## To do
Extract the complete listing and output it unchanged.

## Begin Given entries

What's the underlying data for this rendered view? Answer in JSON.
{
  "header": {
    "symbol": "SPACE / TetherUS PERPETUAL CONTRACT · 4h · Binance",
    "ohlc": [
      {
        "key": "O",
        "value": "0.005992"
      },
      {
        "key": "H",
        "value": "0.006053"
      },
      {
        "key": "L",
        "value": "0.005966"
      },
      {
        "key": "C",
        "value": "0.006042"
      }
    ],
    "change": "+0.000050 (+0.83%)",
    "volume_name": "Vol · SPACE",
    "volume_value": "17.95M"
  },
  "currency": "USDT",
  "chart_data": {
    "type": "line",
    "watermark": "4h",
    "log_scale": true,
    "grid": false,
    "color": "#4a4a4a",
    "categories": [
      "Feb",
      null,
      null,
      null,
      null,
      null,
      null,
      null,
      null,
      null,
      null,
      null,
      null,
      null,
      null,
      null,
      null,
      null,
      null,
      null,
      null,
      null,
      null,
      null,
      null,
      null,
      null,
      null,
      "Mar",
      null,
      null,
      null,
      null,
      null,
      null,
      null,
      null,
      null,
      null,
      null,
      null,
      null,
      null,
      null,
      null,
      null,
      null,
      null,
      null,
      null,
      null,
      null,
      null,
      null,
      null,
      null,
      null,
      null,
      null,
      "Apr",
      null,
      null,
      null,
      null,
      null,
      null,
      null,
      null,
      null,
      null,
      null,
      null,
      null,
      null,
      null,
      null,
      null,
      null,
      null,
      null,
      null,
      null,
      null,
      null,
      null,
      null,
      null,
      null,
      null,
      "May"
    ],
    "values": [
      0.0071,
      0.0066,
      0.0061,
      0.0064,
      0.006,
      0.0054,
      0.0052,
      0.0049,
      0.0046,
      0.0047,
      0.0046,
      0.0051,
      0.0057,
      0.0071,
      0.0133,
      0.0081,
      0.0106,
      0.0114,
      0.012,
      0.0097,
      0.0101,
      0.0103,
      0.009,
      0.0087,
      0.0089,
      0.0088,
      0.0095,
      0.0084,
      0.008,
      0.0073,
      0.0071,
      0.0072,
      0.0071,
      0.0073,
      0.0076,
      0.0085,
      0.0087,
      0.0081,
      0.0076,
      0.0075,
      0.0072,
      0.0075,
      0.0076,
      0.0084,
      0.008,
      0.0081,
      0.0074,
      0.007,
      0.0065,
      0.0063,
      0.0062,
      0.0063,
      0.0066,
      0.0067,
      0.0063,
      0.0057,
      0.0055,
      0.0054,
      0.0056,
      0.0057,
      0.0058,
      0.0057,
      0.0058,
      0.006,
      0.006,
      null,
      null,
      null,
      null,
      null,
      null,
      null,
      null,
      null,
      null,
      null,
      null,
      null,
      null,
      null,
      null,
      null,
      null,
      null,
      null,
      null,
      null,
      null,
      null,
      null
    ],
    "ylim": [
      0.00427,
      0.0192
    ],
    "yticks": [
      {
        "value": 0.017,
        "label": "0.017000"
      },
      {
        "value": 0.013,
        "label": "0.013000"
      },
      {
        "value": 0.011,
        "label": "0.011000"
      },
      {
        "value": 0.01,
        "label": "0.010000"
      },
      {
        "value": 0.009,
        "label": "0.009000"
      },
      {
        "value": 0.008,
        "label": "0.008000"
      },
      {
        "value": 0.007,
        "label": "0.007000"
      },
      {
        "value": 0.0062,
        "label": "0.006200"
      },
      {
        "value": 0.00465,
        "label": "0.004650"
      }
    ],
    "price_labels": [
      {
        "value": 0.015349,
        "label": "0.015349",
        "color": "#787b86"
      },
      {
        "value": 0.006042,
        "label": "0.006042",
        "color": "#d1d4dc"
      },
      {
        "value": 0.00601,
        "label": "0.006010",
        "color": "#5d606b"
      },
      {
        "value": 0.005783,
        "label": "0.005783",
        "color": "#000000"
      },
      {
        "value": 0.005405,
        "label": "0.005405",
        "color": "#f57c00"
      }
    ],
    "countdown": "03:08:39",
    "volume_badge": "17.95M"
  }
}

## End Given entries

## Final answer
What's the underlying data for this rendered view? Answer in JSON.
{
  "header": {
    "symbol": "SPACE / TetherUS PERPETUAL CONTRACT · 4h · Binance",
    "ohlc": [
      {
        "key": "O",
        "value": "0.005992"
      },
      {
        "key": "H",
        "value": "0.006053"
      },
      {
        "key": "L",
        "value": "0.005966"
      },
      {
        "key": "C",
        "value": "0.006042"
      }
    ],
    "change": "+0.000050 (+0.83%)",
    "volume_name": "Vol · SPACE",
    "volume_value": "17.95M"
  },
  "currency": "USDT",
  "chart_data": {
    "type": "line",
    "watermark": "4h",
    "log_scale": true,
    "grid": false,
    "color": "#4a4a4a",
    "categories": [
      "Feb",
      null,
      null,
      null,
      null,
      null,
      null,
      null,
      null,
      null,
      null,
      null,
      null,
      null,
      null,
      null,
      null,
      null,
      null,
      null,
      null,
      null,
      null,
      null,
      null,
      null,
      null,
      null,
      "Mar",
      null,
      null,
      null,
      null,
      null,
      null,
      null,
      null,
      null,
      null,
      null,
      null,
      null,
      null,
      null,
      null,
      null,
      null,
      null,
      null,
      null,
      null,
      null,
      null,
      null,
      null,
      null,
      null,
      null,
      null,
      "Apr",
      null,
      null,
      null,
      null,
      null,
      null,
      null,
      null,
      null,
      null,
      null,
      null,
      null,
      null,
      null,
      null,
      null,
      null,
      null,
      null,
      null,
      null,
      null,
      null,
      null,
      null,
      null,
      null,
      null,
      "May"
    ],
    "values": [
      0.0071,
      0.0066,
      0.0061,
      0.0064,
      0.006,
      0.0054,
      0.0052,
      0.0049,
      0.0046,
      0.0047,
      0.0046,
      0.0051,
      0.0057,
      0.0071,
      0.0133,
      0.0081,
      0.0106,
      0.0114,
      0.012,
      0.0097,
      0.0101,
      0.0103,
      0.009,
      0.0087,
      0.0089,
      0.0088,
      0.0095,
      0.0084,
      0.008,
      0.0073,
      0.0071,
      0.0072,
      0.0071,
      0.0073,
      0.0076,
      0.0085,
      0.0087,
      0.0081,
      0.0076,
      0.0075,
      0.0072,
      0.0075,
      0.0076,
      0.0084,
      0.008,
      0.0081,
      0.0074,
      0.007,
      0.0065,
      0.0063,
      0.0062,
      0.0063,
      0.0066,
      0.0067,
      0.0063,
      0.0057,
      0.0055,
      0.0054,
      0.0056,
      0.0057,
      0.0058,
      0.0057,
      0.0058,
      0.006,
      0.006,
      null,
      null,
      null,
      null,
      null,
      null,
      null,
      null,
      null,
      null,
      null,
      null,
      null,
      null,
      null,
      null,
      null,
      null,
      null,
      null,
      null,
      null,
      null,
      null,
      null
    ],
    "ylim": [
      0.00427,
      0.0192
    ],
    "yticks": [
      {
        "value": 0.017,
        "label": "0.017000"
      },
      {
        "value": 0.013,
        "label": "0.013000"
      },
      {
        "value": 0.011,
        "label": "0.011000"
      },
      {
        "value": 0.01,
        "label": "0.010000"
      },
      {
        "value": 0.009,
        "label": "0.009000"
      },
      {
        "value": 0.008,
        "label": "0.008000"
      },
      {
        "value": 0.007,
        "label": "0.007000"
      },
      {
        "value": 0.0062,
        "label": "0.006200"
      },
      {
        "value": 0.00465,
        "label": "0.004650"
      }
    ],
    "price_labels": [
      {
        "value": 0.015349,
        "label": "0.015349",
        "color": "#787b86"
      },
      {
        "value": 0.006042,
        "label": "0.006042",
        "color": "#d1d4dc"
      },
      {
        "value": 0.00601,
        "label": "0.006010",
        "color": "#5d606b"
      },
      {
        "value": 0.005783,
        "label": "0.005783",
        "color": "#000000"
      },
      {
        "value": 0.005405,
        "label": "0.005405",
        "color": "#f57c00"
      }
    ],
    "countdown": "03:08:39",
    "volume_badge": "17.95M"
  }
}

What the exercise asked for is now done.